◆ To do:
Identify each line below containing the string "USDCAD" and copy it.
* Start Records to process *
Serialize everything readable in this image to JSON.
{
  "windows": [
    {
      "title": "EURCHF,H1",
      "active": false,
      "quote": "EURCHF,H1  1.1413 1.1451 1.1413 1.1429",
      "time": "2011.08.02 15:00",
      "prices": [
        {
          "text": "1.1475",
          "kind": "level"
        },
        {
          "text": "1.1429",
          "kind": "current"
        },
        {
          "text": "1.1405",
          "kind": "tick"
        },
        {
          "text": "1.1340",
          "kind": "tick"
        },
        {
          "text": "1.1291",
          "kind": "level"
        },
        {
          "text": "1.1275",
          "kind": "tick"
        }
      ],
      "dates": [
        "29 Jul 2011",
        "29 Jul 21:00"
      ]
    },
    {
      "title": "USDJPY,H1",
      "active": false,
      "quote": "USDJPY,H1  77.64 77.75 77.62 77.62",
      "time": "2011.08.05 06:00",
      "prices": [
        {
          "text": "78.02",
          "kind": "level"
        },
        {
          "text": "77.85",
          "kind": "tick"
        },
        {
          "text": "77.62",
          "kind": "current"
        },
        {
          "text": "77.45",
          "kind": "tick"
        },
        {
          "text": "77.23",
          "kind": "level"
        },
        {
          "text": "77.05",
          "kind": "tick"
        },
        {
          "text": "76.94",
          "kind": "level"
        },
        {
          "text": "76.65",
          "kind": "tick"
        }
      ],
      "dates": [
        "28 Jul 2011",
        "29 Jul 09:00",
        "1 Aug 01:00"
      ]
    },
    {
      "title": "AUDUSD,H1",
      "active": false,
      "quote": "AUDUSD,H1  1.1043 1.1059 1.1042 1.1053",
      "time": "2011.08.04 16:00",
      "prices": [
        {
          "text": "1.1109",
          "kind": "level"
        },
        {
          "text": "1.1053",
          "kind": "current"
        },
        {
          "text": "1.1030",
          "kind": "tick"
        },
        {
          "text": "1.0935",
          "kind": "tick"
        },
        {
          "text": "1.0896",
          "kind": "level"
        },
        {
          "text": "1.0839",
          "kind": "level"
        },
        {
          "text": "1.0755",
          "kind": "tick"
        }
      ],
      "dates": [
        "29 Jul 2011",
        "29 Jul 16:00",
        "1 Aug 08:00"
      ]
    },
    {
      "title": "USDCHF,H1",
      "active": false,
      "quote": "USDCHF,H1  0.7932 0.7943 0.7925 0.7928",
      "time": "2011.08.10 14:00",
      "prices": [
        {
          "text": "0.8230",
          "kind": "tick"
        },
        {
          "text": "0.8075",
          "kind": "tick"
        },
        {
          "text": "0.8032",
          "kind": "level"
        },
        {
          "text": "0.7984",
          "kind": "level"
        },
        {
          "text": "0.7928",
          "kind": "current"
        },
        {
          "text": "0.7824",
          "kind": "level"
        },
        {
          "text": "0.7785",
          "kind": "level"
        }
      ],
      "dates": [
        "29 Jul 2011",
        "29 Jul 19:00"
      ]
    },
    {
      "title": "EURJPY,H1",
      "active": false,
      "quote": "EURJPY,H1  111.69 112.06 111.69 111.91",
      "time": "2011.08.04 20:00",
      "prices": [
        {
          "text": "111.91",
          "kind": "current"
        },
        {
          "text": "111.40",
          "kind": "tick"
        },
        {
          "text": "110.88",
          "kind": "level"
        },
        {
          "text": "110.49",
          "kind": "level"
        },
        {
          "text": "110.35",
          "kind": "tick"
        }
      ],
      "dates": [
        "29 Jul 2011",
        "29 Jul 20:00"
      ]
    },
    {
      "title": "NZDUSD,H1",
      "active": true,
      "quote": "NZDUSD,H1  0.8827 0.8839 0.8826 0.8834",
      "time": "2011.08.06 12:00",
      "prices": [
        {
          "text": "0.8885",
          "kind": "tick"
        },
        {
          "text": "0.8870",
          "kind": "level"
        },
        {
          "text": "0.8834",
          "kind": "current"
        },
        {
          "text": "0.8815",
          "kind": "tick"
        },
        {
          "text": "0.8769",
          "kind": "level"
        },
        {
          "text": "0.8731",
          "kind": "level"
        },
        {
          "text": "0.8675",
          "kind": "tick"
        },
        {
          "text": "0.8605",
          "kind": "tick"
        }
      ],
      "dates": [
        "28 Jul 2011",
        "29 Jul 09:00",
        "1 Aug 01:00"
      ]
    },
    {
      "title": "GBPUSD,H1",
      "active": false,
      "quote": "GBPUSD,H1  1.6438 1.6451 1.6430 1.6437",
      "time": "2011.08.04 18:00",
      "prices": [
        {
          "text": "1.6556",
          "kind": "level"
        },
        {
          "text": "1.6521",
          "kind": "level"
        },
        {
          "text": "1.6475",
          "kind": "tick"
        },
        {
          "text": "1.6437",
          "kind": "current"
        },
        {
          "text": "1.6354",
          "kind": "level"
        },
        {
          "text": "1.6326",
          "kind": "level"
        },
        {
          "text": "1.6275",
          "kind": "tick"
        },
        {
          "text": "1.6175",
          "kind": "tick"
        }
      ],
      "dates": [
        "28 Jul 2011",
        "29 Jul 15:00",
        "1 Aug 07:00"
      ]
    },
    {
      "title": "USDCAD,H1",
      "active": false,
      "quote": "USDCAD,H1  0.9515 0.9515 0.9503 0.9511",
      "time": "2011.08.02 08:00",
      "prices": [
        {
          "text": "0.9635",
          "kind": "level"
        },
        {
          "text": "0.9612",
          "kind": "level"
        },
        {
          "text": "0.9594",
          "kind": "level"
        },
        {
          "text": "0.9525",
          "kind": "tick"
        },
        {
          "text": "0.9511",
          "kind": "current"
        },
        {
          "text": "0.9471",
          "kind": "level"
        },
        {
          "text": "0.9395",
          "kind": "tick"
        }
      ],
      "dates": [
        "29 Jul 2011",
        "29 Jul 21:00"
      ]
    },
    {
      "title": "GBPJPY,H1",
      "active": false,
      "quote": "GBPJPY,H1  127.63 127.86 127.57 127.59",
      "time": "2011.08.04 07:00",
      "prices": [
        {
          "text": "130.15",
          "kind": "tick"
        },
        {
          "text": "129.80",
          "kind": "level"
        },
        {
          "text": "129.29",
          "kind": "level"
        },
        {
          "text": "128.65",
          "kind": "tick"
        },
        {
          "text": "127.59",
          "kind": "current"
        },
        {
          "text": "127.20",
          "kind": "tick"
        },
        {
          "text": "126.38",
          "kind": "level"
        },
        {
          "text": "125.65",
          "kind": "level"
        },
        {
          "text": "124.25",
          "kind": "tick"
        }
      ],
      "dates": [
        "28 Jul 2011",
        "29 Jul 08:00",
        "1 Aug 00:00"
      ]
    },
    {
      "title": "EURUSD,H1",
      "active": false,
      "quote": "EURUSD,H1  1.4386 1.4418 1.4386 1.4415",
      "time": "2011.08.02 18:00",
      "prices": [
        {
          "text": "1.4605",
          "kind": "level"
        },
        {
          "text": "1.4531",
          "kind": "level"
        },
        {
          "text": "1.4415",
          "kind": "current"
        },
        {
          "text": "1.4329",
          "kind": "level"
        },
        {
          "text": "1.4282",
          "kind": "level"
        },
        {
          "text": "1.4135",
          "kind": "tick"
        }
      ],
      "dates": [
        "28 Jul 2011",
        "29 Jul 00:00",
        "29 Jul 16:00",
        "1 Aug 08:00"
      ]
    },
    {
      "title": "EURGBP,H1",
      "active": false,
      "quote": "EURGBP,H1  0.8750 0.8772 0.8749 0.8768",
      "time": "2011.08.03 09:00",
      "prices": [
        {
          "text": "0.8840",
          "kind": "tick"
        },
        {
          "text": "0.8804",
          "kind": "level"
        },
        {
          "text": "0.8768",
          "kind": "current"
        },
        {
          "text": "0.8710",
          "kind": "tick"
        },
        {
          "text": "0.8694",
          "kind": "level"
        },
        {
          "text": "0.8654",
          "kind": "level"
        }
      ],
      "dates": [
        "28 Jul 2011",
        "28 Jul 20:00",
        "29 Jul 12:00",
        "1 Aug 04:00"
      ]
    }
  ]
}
* End Records to process *
◆ Output for this exercise:
      "title": "USDCAD,H1",
      "quote": "USDCAD,H1  0.9515 0.9515 0.9503 0.9511",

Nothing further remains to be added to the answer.